Aim of the task
Restate each entry word for word, leaving nothing out.

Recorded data
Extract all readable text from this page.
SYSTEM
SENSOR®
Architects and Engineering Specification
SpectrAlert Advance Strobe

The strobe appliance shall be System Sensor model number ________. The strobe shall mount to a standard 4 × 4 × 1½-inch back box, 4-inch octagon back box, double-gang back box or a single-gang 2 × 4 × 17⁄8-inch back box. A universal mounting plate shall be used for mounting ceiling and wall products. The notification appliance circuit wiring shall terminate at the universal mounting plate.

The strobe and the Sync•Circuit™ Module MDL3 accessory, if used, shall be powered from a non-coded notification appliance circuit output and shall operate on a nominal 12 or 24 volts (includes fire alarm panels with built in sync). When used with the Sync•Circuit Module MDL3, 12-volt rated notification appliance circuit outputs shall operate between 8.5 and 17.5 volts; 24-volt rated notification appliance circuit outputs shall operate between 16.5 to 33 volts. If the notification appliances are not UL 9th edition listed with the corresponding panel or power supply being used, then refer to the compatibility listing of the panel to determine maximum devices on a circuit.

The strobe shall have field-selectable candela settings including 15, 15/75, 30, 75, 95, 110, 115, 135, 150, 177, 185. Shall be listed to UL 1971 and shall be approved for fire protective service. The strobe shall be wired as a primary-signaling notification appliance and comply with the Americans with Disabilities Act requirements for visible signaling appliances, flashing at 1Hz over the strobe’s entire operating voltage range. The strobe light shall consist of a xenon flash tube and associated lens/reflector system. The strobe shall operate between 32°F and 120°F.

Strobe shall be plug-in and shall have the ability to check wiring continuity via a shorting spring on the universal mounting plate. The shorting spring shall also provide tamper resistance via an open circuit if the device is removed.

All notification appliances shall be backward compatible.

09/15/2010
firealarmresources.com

Exercise result
Extract all readable text from this page.
SYSTEM
SENSOR®
Architects and Engineering Specification
SpectrAlert Advance Strobe

The strobe appliance shall be System Sensor model number ________. The strobe shall mount to a standard 4 × 4 × 1½-inch back box, 4-inch octagon back box, double-gang back box or a single-gang 2 × 4 × 17⁄8-inch back box. A universal mounting plate shall be used for mounting ceiling and wall products. The notification appliance circuit wiring shall terminate at the universal mounting plate.

The strobe and the Sync•Circuit™ Module MDL3 accessory, if used, shall be powered from a non-coded notification appliance circuit output and shall operate on a nominal 12 or 24 volts (includes fire alarm panels with built in sync). When used with the Sync•Circuit Module MDL3, 12-volt rated notification appliance circuit outputs shall operate between 8.5 and 17.5 volts; 24-volt rated notification appliance circuit outputs shall operate between 16.5 to 33 volts. If the notification appliances are not UL 9th edition listed with the corresponding panel or power supply being used, then refer to the compatibility listing of the panel to determine maximum devices on a circuit.

The strobe shall have field-selectable candela settings including 15, 15/75, 30, 75, 95, 110, 115, 135, 150, 177, 185. Shall be listed to UL 1971 and shall be approved for fire protective service. The strobe shall be wired as a primary-signaling notification appliance and comply with the Americans with Disabilities Act requirements for visible signaling appliances, flashing at 1Hz over the strobe’s entire operating voltage range. The strobe light shall consist of a xenon flash tube and associated lens/reflector system. The strobe shall operate between 32°F and 120°F.

Strobe shall be plug-in and shall have the ability to check wiring continuity via a shorting spring on the universal mounting plate. The shorting spring shall also provide tamper resistance via an open circuit if the device is removed.

All notification appliances shall be backward compatible.

09/15/2010
firealarmresources.com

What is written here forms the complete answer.